» Extrait présenté:
Ce qui explique que l’essentiel des forces d’Al-Nosra se soit concentré dans la région du Qalamoun et que la priorité des priorités est de les empêcher d’arriver à leur fin. Partout ailleurs, ses éléments s’appuient soit sur des éléments locaux, soit sur la Turquie. Ainsi, à Jisr Al-Choghour, il n’y avait que 1000 éléments environ, mais c’est l’armée turque qui a mené l’opération avant de remettre la ville à Al-Nosra.
LE NOUVEAU SCÉNARIO
Mais à ce stade, nous arrivons à la deuxième partie du film hollywoodien dont le rôle principal sera tenu par Laurent Fabius pour défendre, devant le Conseil Affaires étrangères de l’UE, un nouveau scénario qui se résume comme suit :
- Al-Nosra et le Hamas sont deux organisations représentatives de leurs deux peuples, acculées au terrorisme devant la souffrance et le désespoir des leurs. Les Européens et la Communauté internationale doivent leur donner une chance…
- S’agissant d’Al-Nosra, nos services de renseignements sont entrés en contact avec ses représentants. Ce sont des opposants patriotes. Nous pouvons les restructurer, les sortir de leur condition de terroristes, les faire participer à la Conférence de Genève, les associer à la solution politique en Syrie contre leur engagement à ne plus recourir au terrorisme et à ne pas dépasser les limites de leur territoire. Ils nous l’ont promis…
- Quant au Hamas, nous devons revenir au dialogue, discuter de la reconstruction et de la gestion de Gaza…
Bref, le blanchiment du Hamas, aux dépens de la question palestinienne, entrainera celui d’Al-Nosra. Et une fois Al-Nosra blanchie, on lui sellera un cheval blanc. On la propulsera sur le devant de la scène politique et militaire. On l’aidera à déloger Daech région après région. Puis les USA ordonneront à la Turquie de fermer le robinet et enverront leur aviation exterminer l’infâme Daech qui aura rempli sa mission. Et le monde entier sera ébloui !

» Données à analyser:
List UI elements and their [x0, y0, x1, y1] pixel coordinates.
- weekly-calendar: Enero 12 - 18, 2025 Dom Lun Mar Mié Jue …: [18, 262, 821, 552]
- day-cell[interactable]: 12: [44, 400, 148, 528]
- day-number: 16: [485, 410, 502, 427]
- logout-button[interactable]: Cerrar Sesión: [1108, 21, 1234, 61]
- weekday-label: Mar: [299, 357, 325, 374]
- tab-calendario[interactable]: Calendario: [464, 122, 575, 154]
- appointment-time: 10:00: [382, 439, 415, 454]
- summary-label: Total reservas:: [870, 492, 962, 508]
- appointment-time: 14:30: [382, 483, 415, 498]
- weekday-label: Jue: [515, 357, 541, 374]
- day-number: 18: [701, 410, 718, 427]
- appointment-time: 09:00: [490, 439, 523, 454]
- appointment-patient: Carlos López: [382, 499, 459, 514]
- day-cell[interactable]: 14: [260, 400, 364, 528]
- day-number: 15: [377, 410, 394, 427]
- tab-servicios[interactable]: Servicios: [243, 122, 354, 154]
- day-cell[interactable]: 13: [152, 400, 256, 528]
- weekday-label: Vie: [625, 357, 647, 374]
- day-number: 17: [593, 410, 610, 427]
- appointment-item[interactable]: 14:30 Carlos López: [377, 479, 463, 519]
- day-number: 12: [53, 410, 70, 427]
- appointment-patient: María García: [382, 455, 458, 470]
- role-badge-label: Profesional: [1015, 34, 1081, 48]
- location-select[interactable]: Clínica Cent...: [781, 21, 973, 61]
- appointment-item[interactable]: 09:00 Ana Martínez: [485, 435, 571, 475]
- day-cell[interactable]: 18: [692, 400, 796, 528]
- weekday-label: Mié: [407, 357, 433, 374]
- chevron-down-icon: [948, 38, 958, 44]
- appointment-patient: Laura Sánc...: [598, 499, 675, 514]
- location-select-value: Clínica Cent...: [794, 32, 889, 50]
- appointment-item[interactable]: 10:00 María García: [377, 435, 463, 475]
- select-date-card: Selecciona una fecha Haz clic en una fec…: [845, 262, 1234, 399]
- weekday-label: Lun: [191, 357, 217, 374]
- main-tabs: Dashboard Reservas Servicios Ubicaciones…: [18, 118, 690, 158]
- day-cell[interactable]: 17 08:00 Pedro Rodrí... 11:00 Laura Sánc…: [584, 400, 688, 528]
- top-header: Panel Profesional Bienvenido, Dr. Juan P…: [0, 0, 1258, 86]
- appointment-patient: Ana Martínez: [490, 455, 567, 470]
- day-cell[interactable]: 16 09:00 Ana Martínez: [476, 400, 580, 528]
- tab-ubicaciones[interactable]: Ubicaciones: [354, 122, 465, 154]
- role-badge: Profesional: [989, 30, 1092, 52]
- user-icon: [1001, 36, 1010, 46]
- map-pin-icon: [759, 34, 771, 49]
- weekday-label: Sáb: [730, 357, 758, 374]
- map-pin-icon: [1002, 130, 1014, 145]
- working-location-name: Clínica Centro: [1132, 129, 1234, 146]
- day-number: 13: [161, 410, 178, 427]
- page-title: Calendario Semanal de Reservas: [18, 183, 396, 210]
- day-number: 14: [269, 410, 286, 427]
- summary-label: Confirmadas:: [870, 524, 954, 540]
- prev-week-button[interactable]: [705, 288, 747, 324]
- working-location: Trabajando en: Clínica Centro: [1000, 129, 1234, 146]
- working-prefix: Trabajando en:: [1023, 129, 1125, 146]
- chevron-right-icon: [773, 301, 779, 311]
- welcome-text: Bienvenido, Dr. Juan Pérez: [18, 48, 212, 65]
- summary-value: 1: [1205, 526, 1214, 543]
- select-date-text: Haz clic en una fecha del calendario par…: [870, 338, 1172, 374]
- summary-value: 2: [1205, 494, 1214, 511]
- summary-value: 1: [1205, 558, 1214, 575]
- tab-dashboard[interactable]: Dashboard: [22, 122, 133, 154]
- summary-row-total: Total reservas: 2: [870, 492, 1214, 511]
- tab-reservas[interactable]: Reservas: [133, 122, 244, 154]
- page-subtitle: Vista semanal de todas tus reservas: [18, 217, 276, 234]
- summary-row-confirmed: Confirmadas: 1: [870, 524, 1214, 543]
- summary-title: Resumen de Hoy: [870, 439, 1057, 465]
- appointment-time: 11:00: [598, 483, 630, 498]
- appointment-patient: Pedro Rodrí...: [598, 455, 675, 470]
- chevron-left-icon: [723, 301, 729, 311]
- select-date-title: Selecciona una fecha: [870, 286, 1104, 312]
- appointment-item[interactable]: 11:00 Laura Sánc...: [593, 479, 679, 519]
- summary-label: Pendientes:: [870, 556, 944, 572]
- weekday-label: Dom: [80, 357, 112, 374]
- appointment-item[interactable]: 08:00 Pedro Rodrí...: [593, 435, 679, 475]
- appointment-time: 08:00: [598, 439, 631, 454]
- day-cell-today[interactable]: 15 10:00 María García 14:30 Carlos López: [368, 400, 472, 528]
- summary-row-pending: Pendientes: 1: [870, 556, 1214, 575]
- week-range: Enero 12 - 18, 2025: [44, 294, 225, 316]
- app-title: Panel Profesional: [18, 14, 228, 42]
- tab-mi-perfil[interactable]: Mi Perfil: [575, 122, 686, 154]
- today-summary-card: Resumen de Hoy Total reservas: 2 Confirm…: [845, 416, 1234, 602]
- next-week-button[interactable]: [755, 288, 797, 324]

» Liste des tâches:
1/ Recopiez le passage de l'extrait qui va de « Ce qui explique » jusqu'à « ville à Al-Nosra. ».
2/ Répondez à ces questions sur l'extrait :
(a) Qui a mené l'opération à Jisr Al-Choghour ?
(b) Qui tient le rôle principal dans la deuxième partie du film hollywoodien ?
(c) Selon le nouveau scénario, de quoi faut-il discuter avec le Hamas ?
3/ Traduisez en anglais cette phrase de l'extrait : « Ainsi, à Jisr Al-Choghour, il n’y avait que 1000 éléments environ, mais c’est l’armée turque qui a mené l’opération avant de remettre la ville à Al-Nosra. »
Appuyez-vous uniquement sur l'extrait pour répondre.

» Réponses par tâche:
1/
Ce qui explique que l’essentiel des forces d’Al-Nosra se soit concentré dans la région du Qalamoun et que la priorité des priorités est de les empêcher d’arriver à leur fin. Partout ailleurs, ses éléments s’appuient soit sur des éléments locaux, soit sur la Turquie. Ainsi, à Jisr Al-Choghour, il n’y avait que 1000 éléments environ, mais c’est l’armée turque qui a mené l’opération avant de remettre la ville à Al-Nosra.

2/
(a) L'armée turque.
(b) Laurent Fabius.
(c) De la reconstruction et de la gestion de Gaza.

3/ Thus, in Jisr Al-Choghour, there were only about 1,000 fighters, but it was the Turkish army that carried out the operation before handing the city over to Al-Nosra.